Avez-vous déjà fait de la pâte à crêpe ? Le cauchemar de l'apprenti gâte-sauce, ce sont les grumeaux. Eh ! bien, pour les économistes néolibéraux aussi ! L'onctuosité de la pâte économique exige l'individualisme parfait des molécules qui la composent. Coalescence interdite. Défense de faire des grumeaux !

 

Je me souviens du mot « démassifier » qui fut fort à la mode dans les années 80. Il s'agissait alors de marketing et le verbe s'appliquait à la construction automobile: chaque véhicule devait tendre vers une « personnalité » inimitable par la combinaison des multiples variables de détail proposées au consommateur. Tout à l'opposé de la célèbre Ford modèle T pour laquelle on n'avait que le choix de la couleur, c'est-à-dire entre le noir et le noir, la « démassification » propose des automobiles aux options nombreuses qui donnent en retour à leur heureux acquéreur l'impression d'être unique.  « Je suis unique puisque ma voiture est unique. »

__Données__.
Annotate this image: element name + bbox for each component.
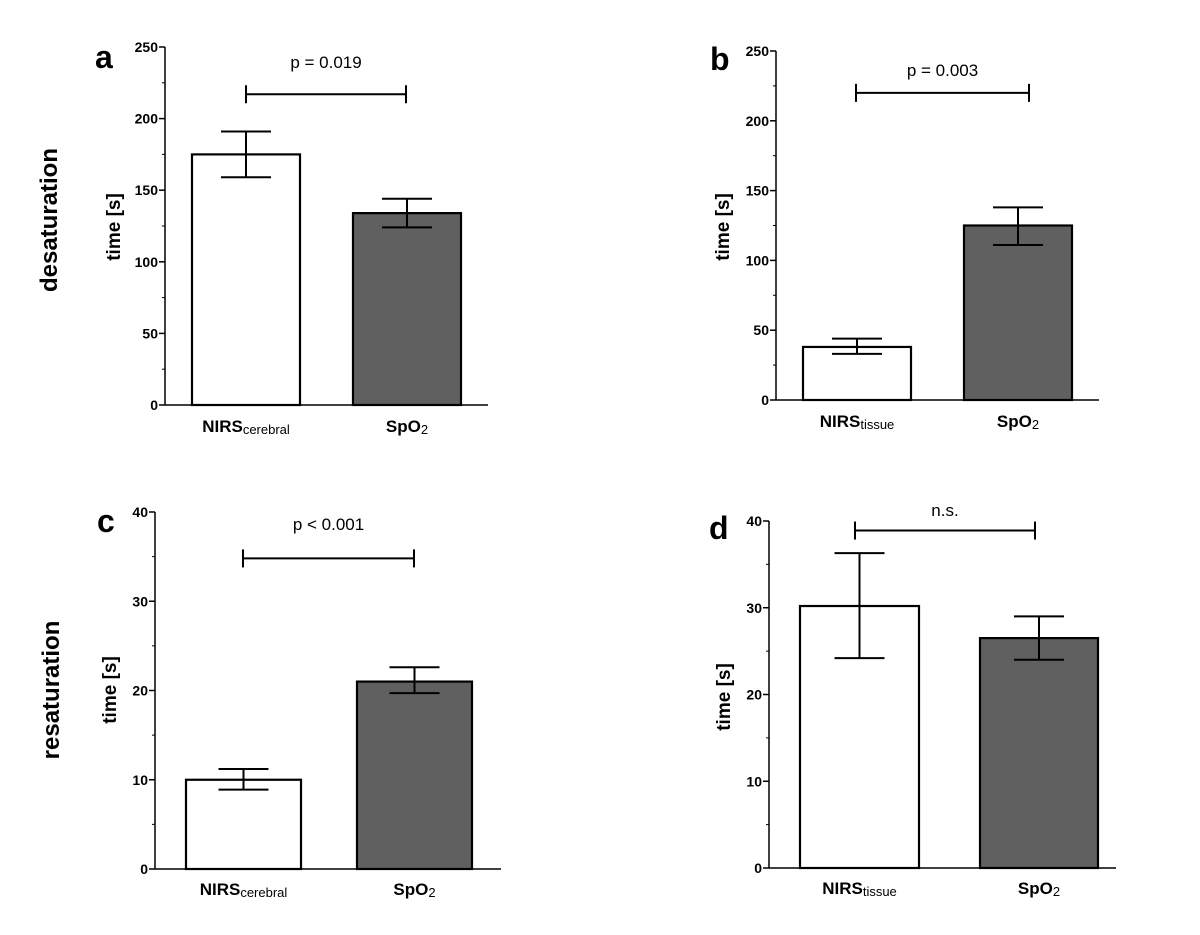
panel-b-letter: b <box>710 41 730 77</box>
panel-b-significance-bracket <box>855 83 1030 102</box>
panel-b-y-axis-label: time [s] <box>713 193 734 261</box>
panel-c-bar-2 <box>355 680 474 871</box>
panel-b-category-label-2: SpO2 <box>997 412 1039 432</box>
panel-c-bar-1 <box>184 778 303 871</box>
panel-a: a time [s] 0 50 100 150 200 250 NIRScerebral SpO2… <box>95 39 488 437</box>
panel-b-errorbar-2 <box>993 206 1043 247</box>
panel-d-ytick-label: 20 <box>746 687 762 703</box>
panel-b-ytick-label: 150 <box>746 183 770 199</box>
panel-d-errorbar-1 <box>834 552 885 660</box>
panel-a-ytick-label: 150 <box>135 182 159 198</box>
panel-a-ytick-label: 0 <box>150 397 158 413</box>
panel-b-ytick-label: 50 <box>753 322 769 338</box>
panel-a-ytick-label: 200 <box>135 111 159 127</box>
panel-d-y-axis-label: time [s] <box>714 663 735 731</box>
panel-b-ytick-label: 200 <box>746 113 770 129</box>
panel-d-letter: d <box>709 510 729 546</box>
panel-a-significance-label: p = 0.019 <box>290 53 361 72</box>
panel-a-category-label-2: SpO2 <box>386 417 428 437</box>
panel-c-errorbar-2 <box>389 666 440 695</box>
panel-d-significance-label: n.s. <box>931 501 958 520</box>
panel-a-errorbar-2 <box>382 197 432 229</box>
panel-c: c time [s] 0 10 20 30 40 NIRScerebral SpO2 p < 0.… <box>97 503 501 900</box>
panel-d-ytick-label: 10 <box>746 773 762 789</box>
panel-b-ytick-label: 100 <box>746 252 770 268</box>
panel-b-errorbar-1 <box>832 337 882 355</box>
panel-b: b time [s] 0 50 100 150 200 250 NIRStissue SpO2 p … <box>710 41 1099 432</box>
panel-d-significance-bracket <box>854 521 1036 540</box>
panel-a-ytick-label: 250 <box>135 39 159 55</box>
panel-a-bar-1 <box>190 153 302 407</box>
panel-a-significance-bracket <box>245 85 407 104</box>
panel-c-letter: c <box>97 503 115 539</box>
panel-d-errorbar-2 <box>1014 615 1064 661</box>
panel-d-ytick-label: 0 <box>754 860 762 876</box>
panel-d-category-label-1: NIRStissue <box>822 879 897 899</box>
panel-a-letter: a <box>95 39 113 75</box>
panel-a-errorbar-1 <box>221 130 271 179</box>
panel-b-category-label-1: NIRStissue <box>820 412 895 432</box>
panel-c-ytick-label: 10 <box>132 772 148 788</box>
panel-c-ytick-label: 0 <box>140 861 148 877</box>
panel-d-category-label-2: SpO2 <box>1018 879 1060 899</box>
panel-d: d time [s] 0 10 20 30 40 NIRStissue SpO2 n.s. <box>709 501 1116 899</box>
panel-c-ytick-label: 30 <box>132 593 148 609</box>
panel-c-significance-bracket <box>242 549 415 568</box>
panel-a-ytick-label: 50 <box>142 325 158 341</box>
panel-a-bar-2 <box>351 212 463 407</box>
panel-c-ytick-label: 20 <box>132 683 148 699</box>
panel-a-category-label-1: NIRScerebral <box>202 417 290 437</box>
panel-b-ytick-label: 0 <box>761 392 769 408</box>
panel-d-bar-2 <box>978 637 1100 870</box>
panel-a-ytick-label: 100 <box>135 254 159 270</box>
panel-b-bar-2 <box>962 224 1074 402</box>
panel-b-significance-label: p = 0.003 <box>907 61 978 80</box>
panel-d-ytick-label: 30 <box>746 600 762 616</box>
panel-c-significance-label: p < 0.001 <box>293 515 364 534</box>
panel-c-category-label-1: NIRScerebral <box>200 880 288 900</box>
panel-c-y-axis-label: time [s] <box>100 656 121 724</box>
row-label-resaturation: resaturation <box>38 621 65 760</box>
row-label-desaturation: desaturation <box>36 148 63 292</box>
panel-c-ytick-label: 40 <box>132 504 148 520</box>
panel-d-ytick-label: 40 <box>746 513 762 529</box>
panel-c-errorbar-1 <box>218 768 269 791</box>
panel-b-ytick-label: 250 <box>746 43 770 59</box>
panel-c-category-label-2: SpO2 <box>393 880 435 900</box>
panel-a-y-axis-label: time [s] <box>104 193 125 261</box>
* * *
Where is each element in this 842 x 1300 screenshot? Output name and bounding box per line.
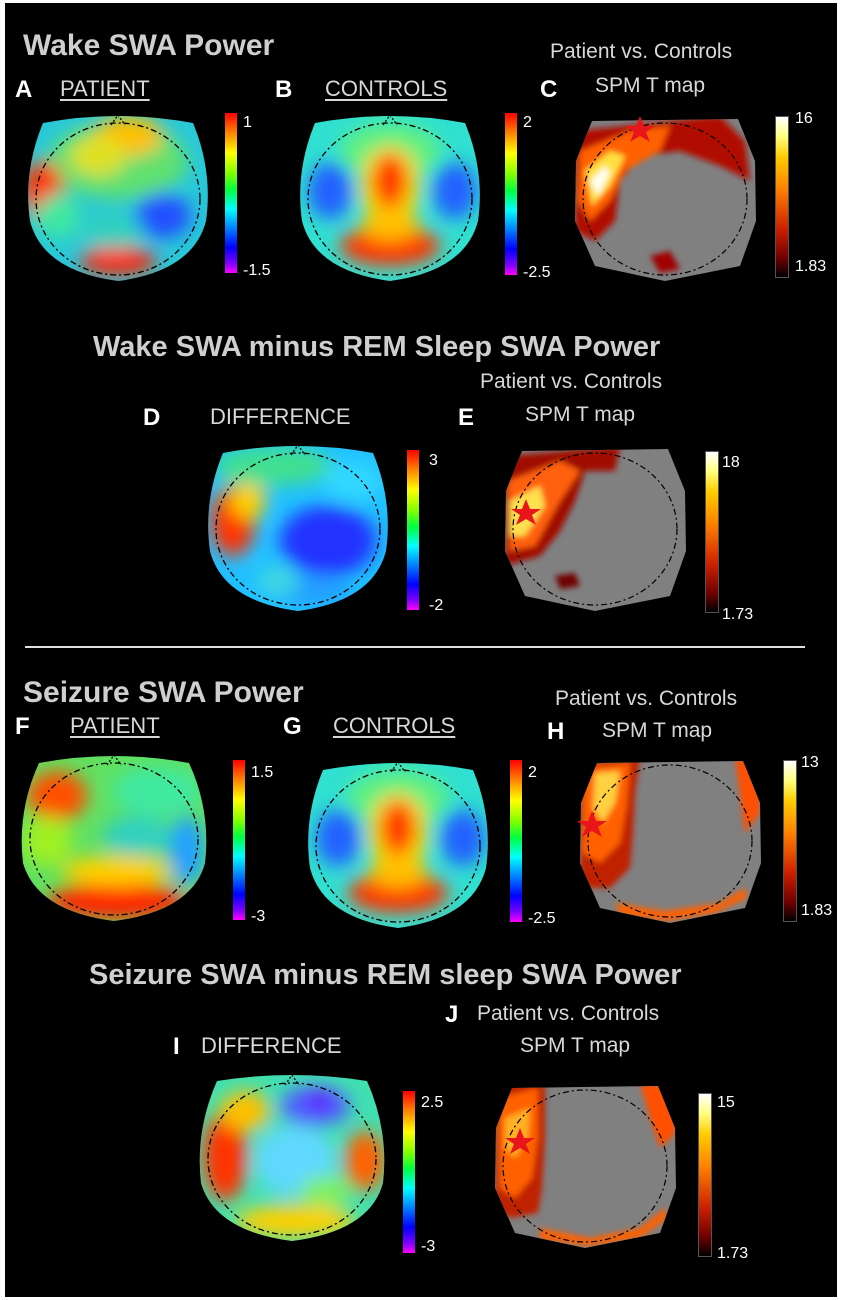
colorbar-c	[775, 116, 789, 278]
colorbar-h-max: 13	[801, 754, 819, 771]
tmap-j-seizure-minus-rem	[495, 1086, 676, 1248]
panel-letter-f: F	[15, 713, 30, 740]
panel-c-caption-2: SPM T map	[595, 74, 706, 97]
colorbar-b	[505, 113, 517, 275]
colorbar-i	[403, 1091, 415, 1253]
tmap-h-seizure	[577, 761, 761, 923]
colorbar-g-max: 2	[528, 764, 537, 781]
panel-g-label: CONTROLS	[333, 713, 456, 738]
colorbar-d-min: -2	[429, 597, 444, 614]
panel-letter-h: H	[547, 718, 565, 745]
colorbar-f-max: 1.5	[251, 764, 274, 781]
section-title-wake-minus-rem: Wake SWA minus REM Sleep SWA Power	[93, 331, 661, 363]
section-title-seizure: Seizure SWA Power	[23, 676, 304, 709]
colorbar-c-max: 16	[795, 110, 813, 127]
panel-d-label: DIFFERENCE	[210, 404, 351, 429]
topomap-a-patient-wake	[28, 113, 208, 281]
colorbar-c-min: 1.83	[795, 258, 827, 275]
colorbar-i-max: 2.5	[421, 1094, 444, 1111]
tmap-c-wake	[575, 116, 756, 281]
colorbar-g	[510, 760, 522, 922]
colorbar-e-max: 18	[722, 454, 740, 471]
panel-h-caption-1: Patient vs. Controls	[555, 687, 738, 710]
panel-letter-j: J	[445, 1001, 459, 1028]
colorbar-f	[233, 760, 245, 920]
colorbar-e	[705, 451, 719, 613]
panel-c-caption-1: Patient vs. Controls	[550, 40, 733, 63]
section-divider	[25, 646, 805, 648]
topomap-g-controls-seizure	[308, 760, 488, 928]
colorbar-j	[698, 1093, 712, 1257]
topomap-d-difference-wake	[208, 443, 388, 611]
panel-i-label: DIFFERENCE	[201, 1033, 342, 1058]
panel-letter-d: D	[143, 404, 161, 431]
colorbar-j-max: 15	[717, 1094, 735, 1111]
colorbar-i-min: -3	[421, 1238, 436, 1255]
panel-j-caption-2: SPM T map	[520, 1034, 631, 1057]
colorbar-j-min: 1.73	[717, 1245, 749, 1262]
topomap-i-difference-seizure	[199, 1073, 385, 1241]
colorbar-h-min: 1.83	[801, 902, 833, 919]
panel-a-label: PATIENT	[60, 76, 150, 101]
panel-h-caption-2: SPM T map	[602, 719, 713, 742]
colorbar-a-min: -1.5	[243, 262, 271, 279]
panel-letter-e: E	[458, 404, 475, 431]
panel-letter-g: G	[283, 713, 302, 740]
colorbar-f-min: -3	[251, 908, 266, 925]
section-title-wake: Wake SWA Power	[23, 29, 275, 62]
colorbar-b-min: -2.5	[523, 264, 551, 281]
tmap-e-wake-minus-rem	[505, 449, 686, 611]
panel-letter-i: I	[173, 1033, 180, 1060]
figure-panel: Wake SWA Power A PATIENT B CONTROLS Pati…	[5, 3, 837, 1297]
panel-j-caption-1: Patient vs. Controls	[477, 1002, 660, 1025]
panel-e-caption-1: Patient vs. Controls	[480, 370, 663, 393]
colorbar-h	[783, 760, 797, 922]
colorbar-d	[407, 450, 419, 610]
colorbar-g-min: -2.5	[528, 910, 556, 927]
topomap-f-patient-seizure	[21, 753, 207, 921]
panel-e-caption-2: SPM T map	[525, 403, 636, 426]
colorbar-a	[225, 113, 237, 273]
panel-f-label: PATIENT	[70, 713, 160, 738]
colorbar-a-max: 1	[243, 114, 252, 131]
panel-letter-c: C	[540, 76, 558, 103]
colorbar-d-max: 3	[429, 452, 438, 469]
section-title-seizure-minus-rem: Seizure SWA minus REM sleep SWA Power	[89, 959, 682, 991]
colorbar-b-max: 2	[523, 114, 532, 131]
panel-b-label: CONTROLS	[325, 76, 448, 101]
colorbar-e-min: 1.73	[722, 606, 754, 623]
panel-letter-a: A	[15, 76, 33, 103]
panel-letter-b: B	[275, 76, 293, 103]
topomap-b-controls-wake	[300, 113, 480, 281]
...
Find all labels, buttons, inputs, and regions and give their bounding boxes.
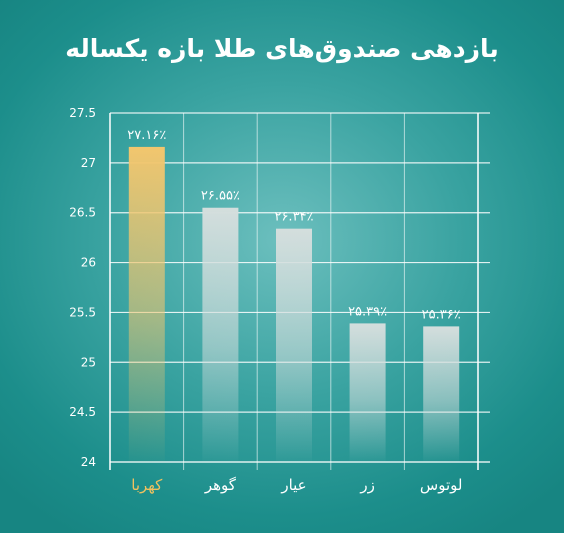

__Consignes__.
A – Pouvez-vous réécrire les lignes des entrées situées entre celle qui contient « Annotate this image: element » et celle qui contient « panel-a: a time », incluses, en remplaçant « bracket » par « brace » et en laissant tout le reste intact ? Omettez les images dans votre réponse.
B – Pouvez-vous poursuivre le texte sur la pâte à crêpe et la « démassification » à partir de sa dernière phrase ?

__Réponses__.
A –
Annotate this image: element name + bbox for each component.
panel-b-letter: b <box>710 41 730 77</box>
panel-b-significance-brace <box>855 83 1030 102</box>
panel-b-y-axis-label: time [s] <box>713 193 734 261</box>
panel-c-bar-2 <box>355 680 474 871</box>
panel-b-category-label-2: SpO2 <box>997 412 1039 432</box>
panel-c-bar-1 <box>184 778 303 871</box>
panel-a: a time [s] 0 50 100 150 200 250 NIRScerebral SpO2… <box>95 39 488 437</box>

B –
 

Il y avait une vertu dans cette recherche d'originalité. L'uniformité est la marque des régimes totalitaires. L'être humain y revêt un aspect de clone - voyez le symbolique Smith de Matrix - les traits du visage, le langage et la variété réduite des comportements participant de l'uniforme. Alors que le monde était encore divisé en deux blocs séparés par le Rideau de fer, l'accès au foisonnement des choix, au droit de chacun d'être lui-même et d'exprimer son originalité était une expression de la supériorité de notre économie. Mais il y avait aussi une dérive que la chute du monde communiste rend plus palpable : celle de s'individualiser à un point tel qu'on en devienne individualiste et que la société se détisse. Ce qui va bien dans le sens de l'idéologie néolibérale pour qui la société, avec ses lois, ses protections et ses systèmes de solidarité, est un gros grumeau au sein de la fluidité dont elle rêve.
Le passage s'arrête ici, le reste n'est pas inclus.